• [SUPPLIED MATERIAL]:
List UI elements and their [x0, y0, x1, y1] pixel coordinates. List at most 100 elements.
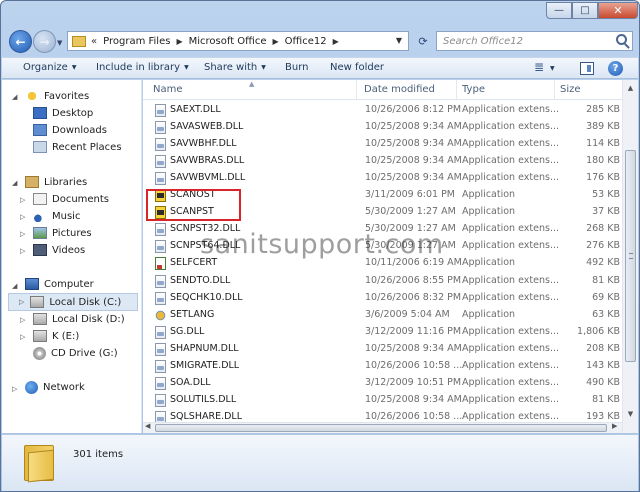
file-type: Application extens... — [462, 155, 559, 167]
collapse-caret-icon[interactable]: ▷ — [20, 316, 25, 324]
expand-caret-icon[interactable]: ◢ — [12, 93, 17, 101]
file-row[interactable]: SEQCHK10.DLL 10/26/2006 8:32 PM Applicatio… — [143, 290, 622, 307]
burn-button[interactable]: Burn — [285, 62, 308, 73]
file-row[interactable]: SMIGRATE.DLL 10/26/2006 10:58 ... Applicat… — [143, 358, 622, 375]
downloads-icon — [33, 124, 47, 136]
scroll-thumb[interactable] — [625, 150, 636, 362]
nav-pictures[interactable]: Pictures — [33, 227, 92, 239]
nav-libraries[interactable]: Libraries — [25, 176, 87, 188]
column-divider[interactable] — [554, 80, 555, 99]
expand-caret-icon[interactable]: ◢ — [12, 179, 17, 187]
scroll-up-icon[interactable]: ▲ — [623, 80, 638, 96]
breadcrumb-office12[interactable]: Office12 — [285, 36, 327, 47]
nav-documents[interactable]: Documents — [33, 193, 109, 205]
breadcrumb-program-files[interactable]: Program Files — [103, 36, 170, 47]
file-name: SETLANG — [170, 308, 215, 320]
chevron-right-icon[interactable]: ▶ — [333, 37, 339, 46]
file-date: 10/26/2006 8:55 PM — [365, 274, 462, 286]
nav-recent-places[interactable]: Recent Places — [33, 141, 122, 153]
horizontal-scrollbar[interactable]: ◀ ▶ — [143, 422, 622, 433]
file-row[interactable]: SAVASWEB.DLL 10/25/2008 9:34 AM Applicatio… — [143, 119, 622, 136]
preview-pane-icon[interactable] — [580, 62, 594, 75]
nav-videos[interactable]: Videos — [33, 244, 85, 256]
refresh-button[interactable]: ⟳ — [411, 31, 435, 51]
file-name: SAVWBRAS.DLL — [170, 155, 245, 167]
new-folder-button[interactable]: New folder — [330, 62, 384, 73]
scroll-right-icon[interactable]: ▶ — [612, 422, 617, 430]
nav-label: Desktop — [52, 107, 94, 119]
nav-cd-drive[interactable]: CD Drive (G:) — [33, 347, 118, 360]
collapse-caret-icon[interactable]: ▷ — [19, 298, 24, 306]
address-bar[interactable]: « Program Files ▶ Microsoft Office ▶ Off… — [67, 31, 409, 51]
close-button[interactable]: ✕ — [598, 2, 638, 19]
scroll-down-icon[interactable]: ▼ — [623, 406, 638, 422]
file-row[interactable]: SAVWBRAS.DLL 10/25/2008 9:34 AM Applicatio… — [143, 153, 622, 170]
nav-favorites[interactable]: Favorites — [25, 90, 89, 102]
collapse-caret-icon[interactable]: ▷ — [20, 230, 25, 238]
column-name[interactable]: Name — [153, 84, 183, 95]
file-type: Application extens... — [462, 291, 559, 303]
back-button[interactable]: ← — [9, 30, 32, 53]
nav-label: Network — [43, 382, 85, 393]
help-icon[interactable]: ? — [608, 61, 623, 76]
breadcrumb-microsoft-office[interactable]: Microsoft Office — [189, 36, 267, 47]
star-icon — [25, 90, 39, 102]
nav-downloads[interactable]: Downloads — [33, 124, 107, 136]
collapse-caret-icon[interactable]: ▷ — [20, 213, 25, 221]
dll-file-icon — [155, 121, 166, 135]
file-date: 10/26/2006 8:12 PM — [365, 104, 462, 115]
search-input[interactable]: Search Office12 — [436, 31, 633, 51]
file-name: SEQCHK10.DLL — [170, 291, 243, 303]
nav-k-drive[interactable]: K (E:) — [33, 330, 79, 342]
collapse-caret-icon[interactable]: ▷ — [12, 385, 17, 393]
horizontal-scroll-thumb[interactable] — [155, 424, 607, 432]
file-row[interactable]: SENDTO.DLL 10/26/2006 8:55 PM Application … — [143, 273, 622, 290]
collapse-caret-icon[interactable]: ▷ — [20, 333, 25, 341]
share-with-button[interactable]: Share with ▼ — [204, 62, 266, 73]
language-icon — [155, 308, 166, 322]
organize-button[interactable]: Organize ▼ — [23, 62, 76, 73]
vertical-scrollbar[interactable]: ▲ ▼ — [622, 80, 638, 433]
column-type[interactable]: Type — [462, 84, 485, 95]
address-dropdown-icon[interactable]: ▼ — [396, 36, 402, 45]
nav-local-disk-d[interactable]: Local Disk (D:) — [33, 313, 125, 325]
file-row[interactable]: SOA.DLL 3/12/2009 10:51 PM Application ext… — [143, 375, 622, 392]
file-size: 81 KB — [592, 274, 620, 286]
file-type: Application extens... — [462, 393, 559, 405]
file-row[interactable]: SHAPNUM.DLL 10/25/2008 9:34 AM Application… — [143, 341, 622, 358]
nav-network[interactable]: Network — [25, 381, 85, 394]
breadcrumb-overflow[interactable]: « — [91, 36, 97, 47]
file-row[interactable]: SAVWBVML.DLL 10/25/2008 9:34 AM Applicatio… — [143, 170, 622, 187]
column-date-modified[interactable]: Date modified — [364, 84, 435, 95]
nav-computer[interactable]: Computer — [25, 278, 94, 290]
collapse-caret-icon[interactable]: ▷ — [20, 247, 25, 255]
view-dropdown-icon[interactable]: ▼ — [550, 65, 555, 72]
nav-music[interactable]: Music — [33, 210, 80, 222]
file-row[interactable]: SAVWBHF.DLL 10/25/2008 9:34 AM Application… — [143, 136, 622, 153]
column-divider[interactable] — [456, 80, 457, 99]
include-in-library-button[interactable]: Include in library ▼ — [96, 62, 189, 73]
file-row[interactable]: SOLUTILS.DLL 10/25/2008 9:34 AM Applicatio… — [143, 392, 622, 409]
column-size[interactable]: Size — [560, 84, 581, 95]
nav-label: CD Drive (G:) — [51, 348, 118, 359]
file-date: 3/11/2009 6:01 PM — [365, 189, 456, 201]
file-date: 10/26/2006 8:32 PM — [365, 291, 462, 303]
maximize-button[interactable]: □ — [572, 2, 598, 19]
column-divider[interactable] — [356, 80, 357, 99]
nav-local-disk-c[interactable]: ▷ Local Disk (C:) — [8, 293, 138, 311]
arrow-left-icon: ← — [15, 34, 26, 49]
forward-button[interactable]: → — [33, 30, 56, 53]
nav-desktop[interactable]: Desktop — [33, 107, 93, 119]
scroll-left-icon[interactable]: ◀ — [145, 422, 150, 430]
file-row[interactable]: SG.DLL 3/12/2009 11:16 PM Application exte… — [143, 324, 622, 341]
file-row[interactable]: SAEXT.DLL 10/26/2006 8:12 PM Application e… — [143, 102, 622, 119]
chevron-right-icon[interactable]: ▶ — [273, 37, 279, 46]
minimize-button[interactable]: — — [546, 2, 572, 19]
chevron-right-icon[interactable]: ▶ — [176, 37, 182, 46]
recent-pages-dropdown-icon[interactable]: ▼ — [57, 39, 62, 47]
file-row[interactable]: SETLANG 3/6/2009 5:04 AM Application 63 KB — [143, 307, 622, 324]
change-view-icon[interactable] — [534, 60, 548, 75]
expand-caret-icon[interactable]: ◢ — [12, 282, 17, 290]
file-date: 10/25/2008 9:34 AM — [365, 393, 462, 405]
collapse-caret-icon[interactable]: ▷ — [20, 196, 25, 204]
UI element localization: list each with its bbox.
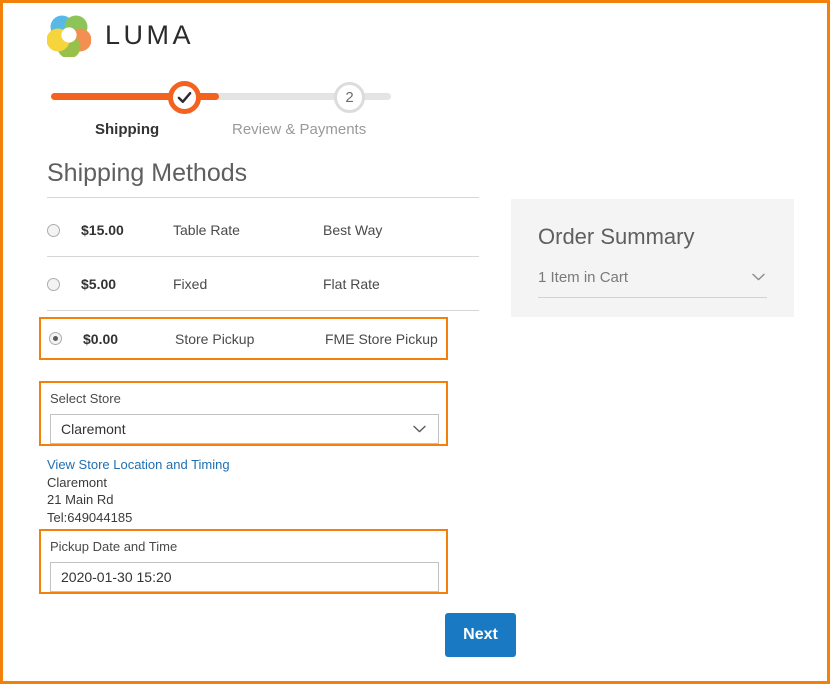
shipping-method-row[interactable]: $5.00 Fixed Flat Rate	[47, 257, 479, 311]
progress-label-review: Review & Payments	[232, 121, 366, 138]
page-title: Shipping Methods	[47, 158, 247, 188]
shipping-method-radio[interactable]	[47, 278, 60, 291]
select-store-dropdown[interactable]: Claremont	[50, 414, 439, 444]
check-icon	[177, 90, 192, 105]
chevron-down-icon	[752, 273, 765, 281]
shipping-method-carrier: Table Rate	[173, 222, 323, 238]
shipping-method-price: $15.00	[81, 222, 173, 238]
pickup-datetime-input[interactable]	[50, 562, 439, 592]
shipping-method-price: $0.00	[83, 331, 175, 347]
shipping-method-price: $5.00	[81, 276, 173, 292]
cart-items-count: 1 Item in Cart	[538, 269, 628, 286]
brand-name: LUMA	[105, 22, 194, 49]
progress-step-review[interactable]: 2	[334, 82, 365, 113]
order-summary-panel: Order Summary 1 Item in Cart	[511, 199, 794, 317]
pickup-datetime-field-group: Pickup Date and Time	[39, 529, 448, 594]
progress-label-shipping: Shipping	[95, 121, 159, 138]
cart-items-toggle[interactable]: 1 Item in Cart	[538, 269, 767, 298]
brand-logo[interactable]: LUMA	[47, 13, 194, 57]
progress-step-shipping[interactable]	[168, 81, 201, 114]
store-address: 21 Main Rd	[47, 491, 230, 509]
checkout-progress-bar: 2 Shipping Review & Payments	[51, 81, 391, 141]
view-store-location-link[interactable]: View Store Location and Timing	[47, 456, 230, 474]
select-store-value: Claremont	[61, 421, 126, 437]
row-divider	[47, 310, 479, 311]
store-phone: Tel:649044185	[47, 509, 230, 527]
shipping-method-radio[interactable]	[49, 332, 62, 345]
shipping-method-name: Flat Rate	[323, 276, 380, 292]
shipping-method-carrier: Fixed	[173, 276, 323, 292]
order-summary-title: Order Summary	[538, 225, 768, 249]
progress-step-number: 2	[345, 90, 353, 105]
shipping-method-radio[interactable]	[47, 224, 60, 237]
shipping-methods-list: $15.00 Table Rate Best Way $5.00 Fixed F…	[47, 203, 479, 360]
store-details: View Store Location and Timing Claremont…	[47, 456, 230, 526]
shipping-method-name: Best Way	[323, 222, 382, 238]
shipping-method-row-selected[interactable]: $0.00 Store Pickup FME Store Pickup	[39, 317, 448, 360]
shipping-method-row[interactable]: $15.00 Table Rate Best Way	[47, 203, 479, 257]
select-store-label: Select Store	[50, 389, 437, 409]
select-store-field-group: Select Store Claremont	[39, 381, 448, 446]
shipping-method-carrier: Store Pickup	[175, 331, 325, 347]
next-button[interactable]: Next	[445, 613, 516, 657]
shipping-method-name: FME Store Pickup	[325, 331, 438, 347]
chevron-down-icon	[413, 425, 426, 433]
checkout-shipping-page: LUMA 2 Shipping Review & Payments Shippi…	[0, 0, 830, 684]
store-name: Claremont	[47, 474, 230, 492]
luma-logo-icon	[47, 13, 91, 57]
pickup-datetime-label: Pickup Date and Time	[50, 537, 437, 557]
title-divider	[47, 197, 479, 198]
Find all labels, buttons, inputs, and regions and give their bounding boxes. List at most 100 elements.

• [PROBLEM DETAILS]: Reproduce word for word the lines of the records starting at the line containing "file-type: Application extens... — [462, 155, 559, 167]" and ending at the line containing "nav-cd-drive[interactable]: CD Drive", including both of those lines.

• [EXPECTED OUTPUT]:
file-type: Application extens... — [462, 155, 559, 167]
collapse-caret-icon[interactable]: ▷ — [20, 316, 25, 324]
expand-caret-icon[interactable]: ◢ — [12, 93, 17, 101]
file-row[interactable]: SEQCHK10.DLL 10/26/2006 8:32 PM Applicatio… — [143, 290, 622, 307]
burn-button[interactable]: Burn — [285, 62, 308, 73]
file-row[interactable]: SMIGRATE.DLL 10/26/2006 10:58 ... Applicat… — [143, 358, 622, 375]
downloads-icon — [33, 124, 47, 136]
scroll-thumb[interactable] — [625, 150, 636, 362]
nav-pictures[interactable]: Pictures — [33, 227, 92, 239]
nav-libraries[interactable]: Libraries — [25, 176, 87, 188]
column-divider[interactable] — [554, 80, 555, 99]
expand-caret-icon[interactable]: ◢ — [12, 179, 17, 187]
scroll-up-icon[interactable]: ▲ — [623, 80, 638, 96]
breadcrumb-office12[interactable]: Office12 — [285, 36, 327, 47]
nav-documents[interactable]: Documents — [33, 193, 109, 205]
breadcrumb-program-files[interactable]: Program Files — [103, 36, 170, 47]
file-name: SETLANG — [170, 308, 215, 320]
chevron-right-icon[interactable]: ▶ — [333, 37, 339, 46]
file-date: 10/26/2006 8:55 PM — [365, 274, 462, 286]
nav-recent-places[interactable]: Recent Places — [33, 141, 122, 153]
horizontal-scrollbar[interactable]: ◀ ▶ — [143, 422, 622, 433]
file-row[interactable]: SAVASWEB.DLL 10/25/2008 9:34 AM Applicatio… — [143, 119, 622, 136]
preview-pane-icon[interactable] — [580, 62, 594, 75]
nav-videos[interactable]: Videos — [33, 244, 85, 256]
refresh-button[interactable]: ⟳ — [411, 31, 435, 51]
file-name: SAVWBRAS.DLL — [170, 155, 245, 167]
new-folder-button[interactable]: New folder — [330, 62, 384, 73]
scroll-right-icon[interactable]: ▶ — [612, 422, 617, 430]
nav-label: Desktop — [52, 107, 94, 119]
nav-cd-drive[interactable]: CD Drive (G:) — [33, 347, 118, 360]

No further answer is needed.